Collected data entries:
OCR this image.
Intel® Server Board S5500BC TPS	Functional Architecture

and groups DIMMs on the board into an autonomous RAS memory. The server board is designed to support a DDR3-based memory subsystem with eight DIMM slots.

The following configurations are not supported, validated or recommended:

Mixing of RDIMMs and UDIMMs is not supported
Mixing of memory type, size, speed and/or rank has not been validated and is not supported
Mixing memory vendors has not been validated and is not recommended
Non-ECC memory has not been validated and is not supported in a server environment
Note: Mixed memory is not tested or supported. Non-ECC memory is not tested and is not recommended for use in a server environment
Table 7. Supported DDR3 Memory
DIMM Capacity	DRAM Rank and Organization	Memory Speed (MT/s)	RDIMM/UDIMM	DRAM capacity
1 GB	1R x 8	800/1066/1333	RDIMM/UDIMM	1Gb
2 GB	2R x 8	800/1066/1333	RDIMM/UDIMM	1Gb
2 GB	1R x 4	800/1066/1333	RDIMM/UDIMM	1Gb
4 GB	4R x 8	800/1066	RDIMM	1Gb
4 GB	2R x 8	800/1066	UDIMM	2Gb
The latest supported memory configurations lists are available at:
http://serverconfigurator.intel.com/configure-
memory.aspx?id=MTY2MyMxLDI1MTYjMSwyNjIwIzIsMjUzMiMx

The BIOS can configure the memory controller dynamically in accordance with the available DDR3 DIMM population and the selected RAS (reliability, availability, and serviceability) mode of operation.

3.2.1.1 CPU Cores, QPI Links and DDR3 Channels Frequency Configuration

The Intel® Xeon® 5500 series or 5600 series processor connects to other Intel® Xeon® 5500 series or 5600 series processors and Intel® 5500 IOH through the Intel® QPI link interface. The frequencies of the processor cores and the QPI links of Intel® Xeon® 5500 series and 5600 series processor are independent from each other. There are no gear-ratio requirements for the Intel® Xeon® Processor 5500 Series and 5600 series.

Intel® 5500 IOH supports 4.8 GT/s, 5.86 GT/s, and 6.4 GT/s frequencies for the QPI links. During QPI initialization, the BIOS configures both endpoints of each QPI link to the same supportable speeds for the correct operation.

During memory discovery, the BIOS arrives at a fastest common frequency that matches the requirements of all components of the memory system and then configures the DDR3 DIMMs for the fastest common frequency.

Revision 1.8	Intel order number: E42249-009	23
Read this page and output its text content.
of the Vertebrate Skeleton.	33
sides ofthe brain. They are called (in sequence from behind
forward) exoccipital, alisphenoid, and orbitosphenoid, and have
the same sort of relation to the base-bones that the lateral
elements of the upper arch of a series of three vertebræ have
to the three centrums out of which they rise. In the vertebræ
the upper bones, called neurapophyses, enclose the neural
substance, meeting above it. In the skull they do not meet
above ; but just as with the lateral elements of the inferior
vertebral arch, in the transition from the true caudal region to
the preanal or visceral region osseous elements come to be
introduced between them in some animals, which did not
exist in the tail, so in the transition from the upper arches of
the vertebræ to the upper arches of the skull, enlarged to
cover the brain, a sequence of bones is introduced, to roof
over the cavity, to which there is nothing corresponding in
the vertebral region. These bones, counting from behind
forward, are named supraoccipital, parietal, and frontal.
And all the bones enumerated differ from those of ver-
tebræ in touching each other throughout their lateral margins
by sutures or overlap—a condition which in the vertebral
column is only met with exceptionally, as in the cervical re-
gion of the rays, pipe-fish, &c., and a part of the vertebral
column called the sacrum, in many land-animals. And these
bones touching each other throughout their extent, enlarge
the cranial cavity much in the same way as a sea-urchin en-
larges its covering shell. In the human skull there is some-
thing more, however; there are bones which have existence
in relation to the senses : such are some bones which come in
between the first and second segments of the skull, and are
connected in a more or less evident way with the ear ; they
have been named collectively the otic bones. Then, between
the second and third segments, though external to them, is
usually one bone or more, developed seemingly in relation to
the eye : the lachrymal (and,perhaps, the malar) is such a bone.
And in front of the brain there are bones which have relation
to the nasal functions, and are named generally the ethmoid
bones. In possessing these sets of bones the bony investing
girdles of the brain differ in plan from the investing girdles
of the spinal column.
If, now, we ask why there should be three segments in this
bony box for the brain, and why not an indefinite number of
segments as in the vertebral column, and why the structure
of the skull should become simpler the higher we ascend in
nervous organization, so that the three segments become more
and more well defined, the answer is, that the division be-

● **Instructions for the task**
From the records above, please extract every line and repeat it exactly.

● **Complete output**
OCR this image.
Intel® Server Board S5500BC TPS	Functional Architecture

and groups DIMMs on the board into an autonomous RAS memory. The server board is designed to support a DDR3-based memory subsystem with eight DIMM slots.

The following configurations are not supported, validated or recommended:

Mixing of RDIMMs and UDIMMs is not supported
Mixing of memory type, size, speed and/or rank has not been validated and is not supported
Mixing memory vendors has not been validated and is not recommended
Non-ECC memory has not been validated and is not supported in a server environment
Note: Mixed memory is not tested or supported. Non-ECC memory is not tested and is not recommended for use in a server environment
Table 7. Supported DDR3 Memory
DIMM Capacity	DRAM Rank and Organization	Memory Speed (MT/s)	RDIMM/UDIMM	DRAM capacity
1 GB	1R x 8	800/1066/1333	RDIMM/UDIMM	1Gb
2 GB	2R x 8	800/1066/1333	RDIMM/UDIMM	1Gb
2 GB	1R x 4	800/1066/1333	RDIMM/UDIMM	1Gb
4 GB	4R x 8	800/1066	RDIMM	1Gb
4 GB	2R x 8	800/1066	UDIMM	2Gb
The latest supported memory configurations lists are available at:
http://serverconfigurator.intel.com/configure-
memory.aspx?id=MTY2MyMxLDI1MTYjMSwyNjIwIzIsMjUzMiMx

The BIOS can configure the memory controller dynamically in accordance with the available DDR3 DIMM population and the selected RAS (reliability, availability, and serviceability) mode of operation.

3.2.1.1 CPU Cores, QPI Links and DDR3 Channels Frequency Configuration

The Intel® Xeon® 5500 series or 5600 series processor connects to other Intel® Xeon® 5500 series or 5600 series processors and Intel® 5500 IOH through the Intel® QPI link interface. The frequencies of the processor cores and the QPI links of Intel® Xeon® 5500 series and 5600 series processor are independent from each other. There are no gear-ratio requirements for the Intel® Xeon® Processor 5500 Series and 5600 series.

Intel® 5500 IOH supports 4.8 GT/s, 5.86 GT/s, and 6.4 GT/s frequencies for the QPI links. During QPI initialization, the BIOS configures both endpoints of each QPI link to the same supportable speeds for the correct operation.

During memory discovery, the BIOS arrives at a fastest common frequency that matches the requirements of all components of the memory system and then configures the DDR3 DIMMs for the fastest common frequency.

Revision 1.8	Intel order number: E42249-009	23
Read this page and output its text content.
of the Vertebrate Skeleton.	33
sides ofthe brain. They are called (in sequence from behind
forward) exoccipital, alisphenoid, and orbitosphenoid, and have
the same sort of relation to the base-bones that the lateral
elements of the upper arch of a series of three vertebræ have
to the three centrums out of which they rise. In the vertebræ
the upper bones, called neurapophyses, enclose the neural
substance, meeting above it. In the skull they do not meet
above ; but just as with the lateral elements of the inferior
vertebral arch, in the transition from the true caudal region to
the preanal or visceral region osseous elements come to be
introduced between them in some animals, which did not
exist in the tail, so in the transition from the upper arches of
the vertebræ to the upper arches of the skull, enlarged to
cover the brain, a sequence of bones is introduced, to roof
over the cavity, to which there is nothing corresponding in
the vertebral region. These bones, counting from behind
forward, are named supraoccipital, parietal, and frontal.
And all the bones enumerated differ from those of ver-
tebræ in touching each other throughout their lateral margins
by sutures or overlap—a condition which in the vertebral
column is only met with exceptionally, as in the cervical re-
gion of the rays, pipe-fish, &c., and a part of the vertebral
column called the sacrum, in many land-animals. And these
bones touching each other throughout their extent, enlarge
the cranial cavity much in the same way as a sea-urchin en-
larges its covering shell. In the human skull there is some-
thing more, however; there are bones which have existence
in relation to the senses : such are some bones which come in
between the first and second segments of the skull, and are
connected in a more or less evident way with the ear ; they
have been named collectively the otic bones. Then, between
the second and third segments, though external to them, is
usually one bone or more, developed seemingly in relation to
the eye : the lachrymal (and,perhaps, the malar) is such a bone.
And in front of the brain there are bones which have relation
to the nasal functions, and are named generally the ethmoid
bones. In possessing these sets of bones the bony investing
girdles of the brain differ in plan from the investing girdles
of the spinal column.
If, now, we ask why there should be three segments in this
bony box for the brain, and why not an indefinite number of
segments as in the vertebral column, and why the structure
of the skull should become simpler the higher we ascend in
nervous organization, so that the three segments become more
and more well defined, the answer is, that the division be-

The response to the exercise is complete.